--- start ---

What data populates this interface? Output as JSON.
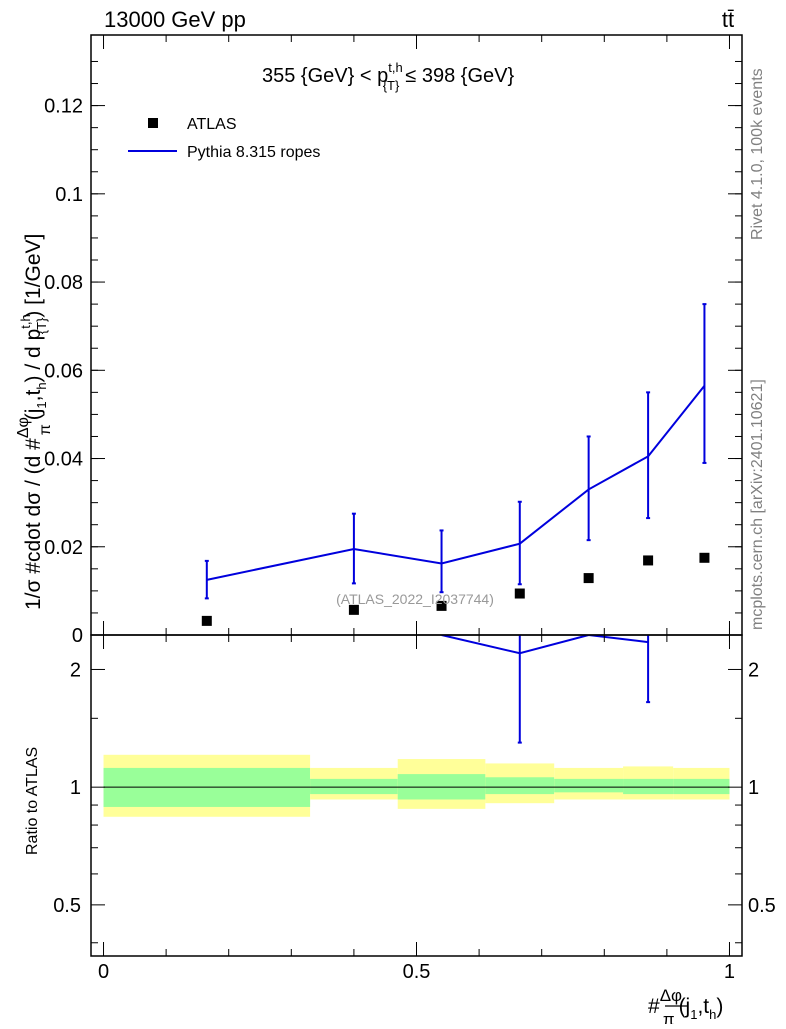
{
  "header": {
    "energy_label": "13000 GeV pp",
    "process_label": "tt̄",
    "side_label_rivet": "Rivet 4.1.0,  100k events",
    "side_label_source": "mcplots.cern.ch [arXiv:2401.10621]",
    "watermark": "(ATLAS_2022_I2037744)"
  },
  "main_plot": {
    "title_prefix": "355 {GeV} < p",
    "title_sup": "t,h",
    "title_sub": "{T}",
    "title_suffix": "≤ 398 {GeV}",
    "ylabel": "1/σ #cdot dσ / (d #Δφ/π(j₁,tₕ) / d p_{T}^{t,h}) [1/GeV]",
    "ylabel_parts": {
      "a": "1/σ #cdot dσ / (d #",
      "frac_num": "Δφ",
      "frac_den": "π",
      "b": "(j",
      "b_sub1": "1",
      "c": ",t",
      "c_sub": "h",
      "d": ") / d p",
      "d_sup": "t,h",
      "d_sub": "{T}",
      "e": ") [1/GeV]"
    },
    "yticks": [
      "0",
      "0.02",
      "0.04",
      "0.06",
      "0.08",
      "0.1",
      "0.12"
    ],
    "legend": [
      {
        "label": "ATLAS",
        "marker": "square",
        "color": "#000000"
      },
      {
        "label": "Pythia 8.315 ropes",
        "marker": "line",
        "color": "#0000dd"
      }
    ]
  },
  "ratio_plot": {
    "ylabel": "Ratio to ATLAS",
    "yticks": [
      "0.5",
      "1",
      "2"
    ]
  },
  "xaxis": {
    "label_hash": "#",
    "label_frac_num": "Δφ",
    "label_frac_den": "π",
    "label_rest_a": "(j",
    "label_sub1": "1",
    "label_rest_b": ",t",
    "label_subh": "h",
    "label_rest_c": ")",
    "ticks": [
      "0",
      "0.5",
      "1"
    ]
  },
  "colors": {
    "mc": "#0000dd",
    "data": "#000000",
    "band_inner": "#99ff99",
    "band_outer": "#ffff99"
  },
  "chart_data": {
    "type": "line",
    "xlabel": "#Δφ/π(j1,th)",
    "ylabel": "1/σ dσ/(d Δφ/π d pT) [1/GeV]",
    "xlim": [
      -0.02,
      1.02
    ],
    "ylim": [
      0,
      0.136
    ],
    "ratio_ylim": [
      0.37,
      2.45
    ],
    "data": {
      "name": "ATLAS",
      "x": [
        0.165,
        0.4,
        0.54,
        0.665,
        0.775,
        0.87,
        0.96
      ],
      "y": [
        0.0032,
        0.0057,
        0.0066,
        0.0094,
        0.0129,
        0.0169,
        0.0175
      ]
    },
    "mc": {
      "name": "Pythia 8.315 ropes",
      "x": [
        0.165,
        0.4,
        0.54,
        0.665,
        0.775,
        0.87,
        0.96
      ],
      "y": [
        0.0125,
        0.0195,
        0.0162,
        0.0207,
        0.033,
        0.0405,
        0.0565
      ],
      "yerr_low": [
        0.0042,
        0.0078,
        0.0065,
        0.0092,
        0.0115,
        0.014,
        0.0175
      ],
      "yerr_high": [
        0.0043,
        0.008,
        0.0075,
        0.0095,
        0.012,
        0.0145,
        0.0185
      ]
    },
    "ratio": {
      "mc_x": [
        0.54,
        0.665,
        0.775,
        0.87
      ],
      "mc_y": [
        2.45,
        2.2,
        2.45,
        2.35
      ],
      "mc_err_low": [
        0,
        0.9,
        0,
        0.7
      ],
      "mc_err_high": [
        0,
        0.25,
        0,
        0.1
      ]
    },
    "bands": [
      {
        "xlo": 0.0,
        "xhi": 0.33,
        "inner": [
          0.89,
          1.12
        ],
        "outer": [
          0.84,
          1.21
        ]
      },
      {
        "xlo": 0.33,
        "xhi": 0.47,
        "inner": [
          0.96,
          1.05
        ],
        "outer": [
          0.93,
          1.12
        ]
      },
      {
        "xlo": 0.47,
        "xhi": 0.61,
        "inner": [
          0.93,
          1.08
        ],
        "outer": [
          0.88,
          1.18
        ]
      },
      {
        "xlo": 0.61,
        "xhi": 0.72,
        "inner": [
          0.96,
          1.06
        ],
        "outer": [
          0.91,
          1.15
        ]
      },
      {
        "xlo": 0.72,
        "xhi": 0.83,
        "inner": [
          0.97,
          1.05
        ],
        "outer": [
          0.93,
          1.12
        ]
      },
      {
        "xlo": 0.83,
        "xhi": 0.91,
        "inner": [
          0.96,
          1.05
        ],
        "outer": [
          0.93,
          1.13
        ]
      },
      {
        "xlo": 0.91,
        "xhi": 1.0,
        "inner": [
          0.96,
          1.05
        ],
        "outer": [
          0.93,
          1.12
        ]
      }
    ]
  }
}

--- end ---

### Work instructions
Reproduce the records above exactly, leaving out every picture they contain.

### Written solution
What data populates this interface? Output as JSON.
{
  "header": {
    "energy_label": "13000 GeV pp",
    "process_label": "tt̄",
    "side_label_rivet": "Rivet 4.1.0,  100k events",
    "side_label_source": "mcplots.cern.ch [arXiv:2401.10621]",
    "watermark": "(ATLAS_2022_I2037744)"
  },
  "main_plot": {
    "title_prefix": "355 {GeV} < p",
    "title_sup": "t,h",
    "title_sub": "{T}",
    "title_suffix": "≤ 398 {GeV}",
    "ylabel": "1/σ #cdot dσ / (d #Δφ/π(j₁,tₕ) / d p_{T}^{t,h}) [1/GeV]",
    "ylabel_parts": {
      "a": "1/σ #cdot dσ / (d #",
      "frac_num": "Δφ",
      "frac_den": "π",
      "b": "(j",
      "b_sub1": "1",
      "c": ",t",
      "c_sub": "h",
      "d": ") / d p",
      "d_sup": "t,h",
      "d_sub": "{T}",
      "e": ") [1/GeV]"
    },
    "yticks": [
      "0",
      "0.02",
      "0.04",
      "0.06",
      "0.08",
      "0.1",
      "0.12"
    ],
    "legend": [
      {
        "label": "ATLAS",
        "marker": "square",
        "color": "#000000"
      },
      {
        "label": "Pythia 8.315 ropes",
        "marker": "line",
        "color": "#0000dd"
      }
    ]
  },
  "ratio_plot": {
    "ylabel": "Ratio to ATLAS",
    "yticks": [
      "0.5",
      "1",
      "2"
    ]
  },
  "xaxis": {
    "label_hash": "#",
    "label_frac_num": "Δφ",
    "label_frac_den": "π",
    "label_rest_a": "(j",
    "label_sub1": "1",
    "label_rest_b": ",t",
    "label_subh": "h",
    "label_rest_c": ")",
    "ticks": [
      "0",
      "0.5",
      "1"
    ]
  },
  "colors": {
    "mc": "#0000dd",
    "data": "#000000",
    "band_inner": "#99ff99",
    "band_outer": "#ffff99"
  },
  "chart_data": {
    "type": "line",
    "xlabel": "#Δφ/π(j1,th)",
    "ylabel": "1/σ dσ/(d Δφ/π d pT) [1/GeV]",
    "xlim": [
      -0.02,
      1.02
    ],
    "ylim": [
      0,
      0.136
    ],
    "ratio_ylim": [
      0.37,
      2.45
    ],
    "data": {
      "name": "ATLAS",
      "x": [
        0.165,
        0.4,
        0.54,
        0.665,
        0.775,
        0.87,
        0.96
      ],
      "y": [
        0.0032,
        0.0057,
        0.0066,
        0.0094,
        0.0129,
        0.0169,
        0.0175
      ]
    },
    "mc": {
      "name": "Pythia 8.315 ropes",
      "x": [
        0.165,
        0.4,
        0.54,
        0.665,
        0.775,
        0.87,
        0.96
      ],
      "y": [
        0.0125,
        0.0195,
        0.0162,
        0.0207,
        0.033,
        0.0405,
        0.0565
      ],
      "yerr_low": [
        0.0042,
        0.0078,
        0.0065,
        0.0092,
        0.0115,
        0.014,
        0.0175
      ],
      "yerr_high": [
        0.0043,
        0.008,
        0.0075,
        0.0095,
        0.012,
        0.0145,
        0.0185
      ]
    },
    "ratio": {
      "mc_x": [
        0.54,
        0.665,
        0.775,
        0.87
      ],
      "mc_y": [
        2.45,
        2.2,
        2.45,
        2.35
      ],
      "mc_err_low": [
        0,
        0.9,
        0,
        0.7
      ],
      "mc_err_high": [
        0,
        0.25,
        0,
        0.1
      ]
    },
    "bands": [
      {
        "xlo": 0.0,
        "xhi": 0.33,
        "inner": [
          0.89,
          1.12
        ],
        "outer": [
          0.84,
          1.21
        ]
      },
      {
        "xlo": 0.33,
        "xhi": 0.47,
        "inner": [
          0.96,
          1.05
        ],
        "outer": [
          0.93,
          1.12
        ]
      },
      {
        "xlo": 0.47,
        "xhi": 0.61,
        "inner": [
          0.93,
          1.08
        ],
        "outer": [
          0.88,
          1.18
        ]
      },
      {
        "xlo": 0.61,
        "xhi": 0.72,
        "inner": [
          0.96,
          1.06
        ],
        "outer": [
          0.91,
          1.15
        ]
      },
      {
        "xlo": 0.72,
        "xhi": 0.83,
        "inner": [
          0.97,
          1.05
        ],
        "outer": [
          0.93,
          1.12
        ]
      },
      {
        "xlo": 0.83,
        "xhi": 0.91,
        "inner": [
          0.96,
          1.05
        ],
        "outer": [
          0.93,
          1.13
        ]
      },
      {
        "xlo": 0.91,
        "xhi": 1.0,
        "inner": [
          0.96,
          1.05
        ],
        "outer": [
          0.93,
          1.12
        ]
      }
    ]
  }
}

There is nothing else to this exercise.